Required task >>
Reproduce all of the data word for word.

(Extracted records)
◆ ◆ ◆ ◆ ◆
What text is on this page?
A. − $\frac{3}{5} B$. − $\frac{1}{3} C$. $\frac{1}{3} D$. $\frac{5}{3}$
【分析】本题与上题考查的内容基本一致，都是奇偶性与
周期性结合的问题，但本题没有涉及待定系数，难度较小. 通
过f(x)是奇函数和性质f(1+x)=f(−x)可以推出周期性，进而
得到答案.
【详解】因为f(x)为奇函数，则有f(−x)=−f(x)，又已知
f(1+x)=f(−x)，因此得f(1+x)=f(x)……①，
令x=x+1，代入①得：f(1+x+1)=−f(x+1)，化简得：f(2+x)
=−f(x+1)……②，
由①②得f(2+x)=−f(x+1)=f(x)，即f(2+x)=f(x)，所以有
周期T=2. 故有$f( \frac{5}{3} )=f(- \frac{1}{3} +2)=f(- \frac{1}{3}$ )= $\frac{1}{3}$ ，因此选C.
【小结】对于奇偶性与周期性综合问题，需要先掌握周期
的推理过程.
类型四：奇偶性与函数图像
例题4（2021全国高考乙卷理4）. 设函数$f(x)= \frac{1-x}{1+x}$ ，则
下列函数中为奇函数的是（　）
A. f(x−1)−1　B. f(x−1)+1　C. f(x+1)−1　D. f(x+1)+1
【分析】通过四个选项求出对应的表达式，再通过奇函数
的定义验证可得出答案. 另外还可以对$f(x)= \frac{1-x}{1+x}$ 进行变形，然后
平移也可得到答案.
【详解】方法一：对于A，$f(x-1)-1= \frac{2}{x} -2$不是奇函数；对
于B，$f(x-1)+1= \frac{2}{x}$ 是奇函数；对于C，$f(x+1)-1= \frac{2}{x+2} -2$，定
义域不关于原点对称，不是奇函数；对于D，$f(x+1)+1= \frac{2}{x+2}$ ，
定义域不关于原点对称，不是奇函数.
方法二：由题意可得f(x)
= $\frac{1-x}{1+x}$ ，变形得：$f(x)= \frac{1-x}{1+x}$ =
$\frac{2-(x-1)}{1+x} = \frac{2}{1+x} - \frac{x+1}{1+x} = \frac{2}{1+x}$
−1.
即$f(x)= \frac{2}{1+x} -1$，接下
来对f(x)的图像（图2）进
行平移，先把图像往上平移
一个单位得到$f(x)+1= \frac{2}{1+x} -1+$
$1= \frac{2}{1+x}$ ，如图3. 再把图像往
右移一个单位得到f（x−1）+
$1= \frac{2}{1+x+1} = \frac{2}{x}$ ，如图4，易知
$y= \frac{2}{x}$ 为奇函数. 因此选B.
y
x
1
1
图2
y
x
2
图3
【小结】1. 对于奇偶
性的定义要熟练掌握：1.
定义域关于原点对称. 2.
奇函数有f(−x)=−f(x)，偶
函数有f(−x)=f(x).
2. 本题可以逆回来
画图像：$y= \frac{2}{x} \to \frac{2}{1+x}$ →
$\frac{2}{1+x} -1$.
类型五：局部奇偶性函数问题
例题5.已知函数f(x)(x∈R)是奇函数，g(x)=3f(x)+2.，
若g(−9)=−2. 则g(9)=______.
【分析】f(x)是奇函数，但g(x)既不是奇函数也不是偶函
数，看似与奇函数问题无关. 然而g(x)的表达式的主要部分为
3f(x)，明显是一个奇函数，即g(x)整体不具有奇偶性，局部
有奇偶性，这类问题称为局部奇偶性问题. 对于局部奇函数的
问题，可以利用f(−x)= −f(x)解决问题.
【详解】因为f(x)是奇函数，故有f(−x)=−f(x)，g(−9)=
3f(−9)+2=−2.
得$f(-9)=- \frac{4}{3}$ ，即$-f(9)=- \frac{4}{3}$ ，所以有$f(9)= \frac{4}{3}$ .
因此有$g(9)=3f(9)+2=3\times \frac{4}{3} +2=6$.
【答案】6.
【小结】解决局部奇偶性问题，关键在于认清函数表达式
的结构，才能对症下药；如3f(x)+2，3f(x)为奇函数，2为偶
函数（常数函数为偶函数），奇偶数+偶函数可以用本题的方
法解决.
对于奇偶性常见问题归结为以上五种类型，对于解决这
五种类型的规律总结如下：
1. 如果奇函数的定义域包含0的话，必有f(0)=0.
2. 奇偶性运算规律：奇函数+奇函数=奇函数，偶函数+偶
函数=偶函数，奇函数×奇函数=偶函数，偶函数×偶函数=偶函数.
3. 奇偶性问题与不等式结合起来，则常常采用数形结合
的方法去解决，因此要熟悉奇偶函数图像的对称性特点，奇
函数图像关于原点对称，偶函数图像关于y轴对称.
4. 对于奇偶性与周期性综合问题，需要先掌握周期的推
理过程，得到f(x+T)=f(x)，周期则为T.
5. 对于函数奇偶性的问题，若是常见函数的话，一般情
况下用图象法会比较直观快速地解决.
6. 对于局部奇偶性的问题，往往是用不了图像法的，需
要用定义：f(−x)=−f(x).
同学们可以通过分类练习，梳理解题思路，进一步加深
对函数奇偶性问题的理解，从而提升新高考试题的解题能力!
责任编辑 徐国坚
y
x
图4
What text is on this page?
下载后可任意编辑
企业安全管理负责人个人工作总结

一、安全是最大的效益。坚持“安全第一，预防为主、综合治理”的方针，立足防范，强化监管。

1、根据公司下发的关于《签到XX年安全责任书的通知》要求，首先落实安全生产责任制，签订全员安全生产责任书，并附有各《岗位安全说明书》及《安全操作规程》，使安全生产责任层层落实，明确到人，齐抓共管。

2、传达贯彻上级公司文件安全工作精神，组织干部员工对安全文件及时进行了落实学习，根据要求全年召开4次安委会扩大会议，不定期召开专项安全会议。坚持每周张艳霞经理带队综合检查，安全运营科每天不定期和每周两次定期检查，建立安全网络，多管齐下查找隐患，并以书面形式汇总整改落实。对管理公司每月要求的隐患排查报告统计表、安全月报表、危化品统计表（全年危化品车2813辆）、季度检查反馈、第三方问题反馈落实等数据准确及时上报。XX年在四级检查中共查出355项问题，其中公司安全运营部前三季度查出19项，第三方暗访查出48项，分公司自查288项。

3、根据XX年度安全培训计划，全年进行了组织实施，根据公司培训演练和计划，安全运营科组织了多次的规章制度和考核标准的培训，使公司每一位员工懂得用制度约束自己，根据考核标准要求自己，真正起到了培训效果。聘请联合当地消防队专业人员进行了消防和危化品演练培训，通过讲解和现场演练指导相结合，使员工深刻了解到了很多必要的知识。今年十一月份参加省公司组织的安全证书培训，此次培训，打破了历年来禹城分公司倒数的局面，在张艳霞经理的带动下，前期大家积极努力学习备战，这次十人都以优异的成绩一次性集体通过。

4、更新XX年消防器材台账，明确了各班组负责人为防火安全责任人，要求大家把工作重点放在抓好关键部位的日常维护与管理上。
◆ ◆ ◆ ◆ ◆
Solution >>
What text is on this page?
A. − $\frac{3}{5} B$. − $\frac{1}{3} C$. $\frac{1}{3} D$. $\frac{5}{3}$
【分析】本题与上题考查的内容基本一致，都是奇偶性与
周期性结合的问题，但本题没有涉及待定系数，难度较小. 通
过f(x)是奇函数和性质f(1+x)=f(−x)可以推出周期性，进而
得到答案.
【详解】因为f(x)为奇函数，则有f(−x)=−f(x)，又已知
f(1+x)=f(−x)，因此得f(1+x)=f(x)……①，
令x=x+1，代入①得：f(1+x+1)=−f(x+1)，化简得：f(2+x)
=−f(x+1)……②，
由①②得f(2+x)=−f(x+1)=f(x)，即f(2+x)=f(x)，所以有
周期T=2. 故有$f( \frac{5}{3} )=f(- \frac{1}{3} +2)=f(- \frac{1}{3}$ )= $\frac{1}{3}$ ，因此选C.
【小结】对于奇偶性与周期性综合问题，需要先掌握周期
的推理过程.
类型四：奇偶性与函数图像
例题4（2021全国高考乙卷理4）. 设函数$f(x)= \frac{1-x}{1+x}$ ，则
下列函数中为奇函数的是（　）
A. f(x−1)−1　B. f(x−1)+1　C. f(x+1)−1　D. f(x+1)+1
【分析】通过四个选项求出对应的表达式，再通过奇函数
的定义验证可得出答案. 另外还可以对$f(x)= \frac{1-x}{1+x}$ 进行变形，然后
平移也可得到答案.
【详解】方法一：对于A，$f(x-1)-1= \frac{2}{x} -2$不是奇函数；对
于B，$f(x-1)+1= \frac{2}{x}$ 是奇函数；对于C，$f(x+1)-1= \frac{2}{x+2} -2$，定
义域不关于原点对称，不是奇函数；对于D，$f(x+1)+1= \frac{2}{x+2}$ ，
定义域不关于原点对称，不是奇函数.
方法二：由题意可得f(x)
= $\frac{1-x}{1+x}$ ，变形得：$f(x)= \frac{1-x}{1+x}$ =
$\frac{2-(x-1)}{1+x} = \frac{2}{1+x} - \frac{x+1}{1+x} = \frac{2}{1+x}$
−1.
即$f(x)= \frac{2}{1+x} -1$，接下
来对f(x)的图像（图2）进
行平移，先把图像往上平移
一个单位得到$f(x)+1= \frac{2}{1+x} -1+$
$1= \frac{2}{1+x}$ ，如图3. 再把图像往
右移一个单位得到f（x−1）+
$1= \frac{2}{1+x+1} = \frac{2}{x}$ ，如图4，易知
$y= \frac{2}{x}$ 为奇函数. 因此选B.
y
x
1
1
图2
y
x
2
图3
【小结】1. 对于奇偶
性的定义要熟练掌握：1.
定义域关于原点对称. 2.
奇函数有f(−x)=−f(x)，偶
函数有f(−x)=f(x).
2. 本题可以逆回来
画图像：$y= \frac{2}{x} \to \frac{2}{1+x}$ →
$\frac{2}{1+x} -1$.
类型五：局部奇偶性函数问题
例题5.已知函数f(x)(x∈R)是奇函数，g(x)=3f(x)+2.，
若g(−9)=−2. 则g(9)=______.
【分析】f(x)是奇函数，但g(x)既不是奇函数也不是偶函
数，看似与奇函数问题无关. 然而g(x)的表达式的主要部分为
3f(x)，明显是一个奇函数，即g(x)整体不具有奇偶性，局部
有奇偶性，这类问题称为局部奇偶性问题. 对于局部奇函数的
问题，可以利用f(−x)= −f(x)解决问题.
【详解】因为f(x)是奇函数，故有f(−x)=−f(x)，g(−9)=
3f(−9)+2=−2.
得$f(-9)=- \frac{4}{3}$ ，即$-f(9)=- \frac{4}{3}$ ，所以有$f(9)= \frac{4}{3}$ .
因此有$g(9)=3f(9)+2=3\times \frac{4}{3} +2=6$.
【答案】6.
【小结】解决局部奇偶性问题，关键在于认清函数表达式
的结构，才能对症下药；如3f(x)+2，3f(x)为奇函数，2为偶
函数（常数函数为偶函数），奇偶数+偶函数可以用本题的方
法解决.
对于奇偶性常见问题归结为以上五种类型，对于解决这
五种类型的规律总结如下：
1. 如果奇函数的定义域包含0的话，必有f(0)=0.
2. 奇偶性运算规律：奇函数+奇函数=奇函数，偶函数+偶
函数=偶函数，奇函数×奇函数=偶函数，偶函数×偶函数=偶函数.
3. 奇偶性问题与不等式结合起来，则常常采用数形结合
的方法去解决，因此要熟悉奇偶函数图像的对称性特点，奇
函数图像关于原点对称，偶函数图像关于y轴对称.
4. 对于奇偶性与周期性综合问题，需要先掌握周期的推
理过程，得到f(x+T)=f(x)，周期则为T.
5. 对于函数奇偶性的问题，若是常见函数的话，一般情
况下用图象法会比较直观快速地解决.
6. 对于局部奇偶性的问题，往往是用不了图像法的，需
要用定义：f(−x)=−f(x).
同学们可以通过分类练习，梳理解题思路，进一步加深
对函数奇偶性问题的理解，从而提升新高考试题的解题能力!
责任编辑 徐国坚
y
x
图4
What text is on this page?
下载后可任意编辑
企业安全管理负责人个人工作总结

一、安全是最大的效益。坚持“安全第一，预防为主、综合治理”的方针，立足防范，强化监管。

1、根据公司下发的关于《签到XX年安全责任书的通知》要求，首先落实安全生产责任制，签订全员安全生产责任书，并附有各《岗位安全说明书》及《安全操作规程》，使安全生产责任层层落实，明确到人，齐抓共管。

2、传达贯彻上级公司文件安全工作精神，组织干部员工对安全文件及时进行了落实学习，根据要求全年召开4次安委会扩大会议，不定期召开专项安全会议。坚持每周张艳霞经理带队综合检查，安全运营科每天不定期和每周两次定期检查，建立安全网络，多管齐下查找隐患，并以书面形式汇总整改落实。对管理公司每月要求的隐患排查报告统计表、安全月报表、危化品统计表（全年危化品车2813辆）、季度检查反馈、第三方问题反馈落实等数据准确及时上报。XX年在四级检查中共查出355项问题，其中公司安全运营部前三季度查出19项，第三方暗访查出48项，分公司自查288项。

3、根据XX年度安全培训计划，全年进行了组织实施，根据公司培训演练和计划，安全运营科组织了多次的规章制度和考核标准的培训，使公司每一位员工懂得用制度约束自己，根据考核标准要求自己，真正起到了培训效果。聘请联合当地消防队专业人员进行了消防和危化品演练培训，通过讲解和现场演练指导相结合，使员工深刻了解到了很多必要的知识。今年十一月份参加省公司组织的安全证书培训，此次培训，打破了历年来禹城分公司倒数的局面，在张艳霞经理的带动下，前期大家积极努力学习备战，这次十人都以优异的成绩一次性集体通过。

4、更新XX年消防器材台账，明确了各班组负责人为防火安全责任人，要求大家把工作重点放在抓好关键部位的日常维护与管理上。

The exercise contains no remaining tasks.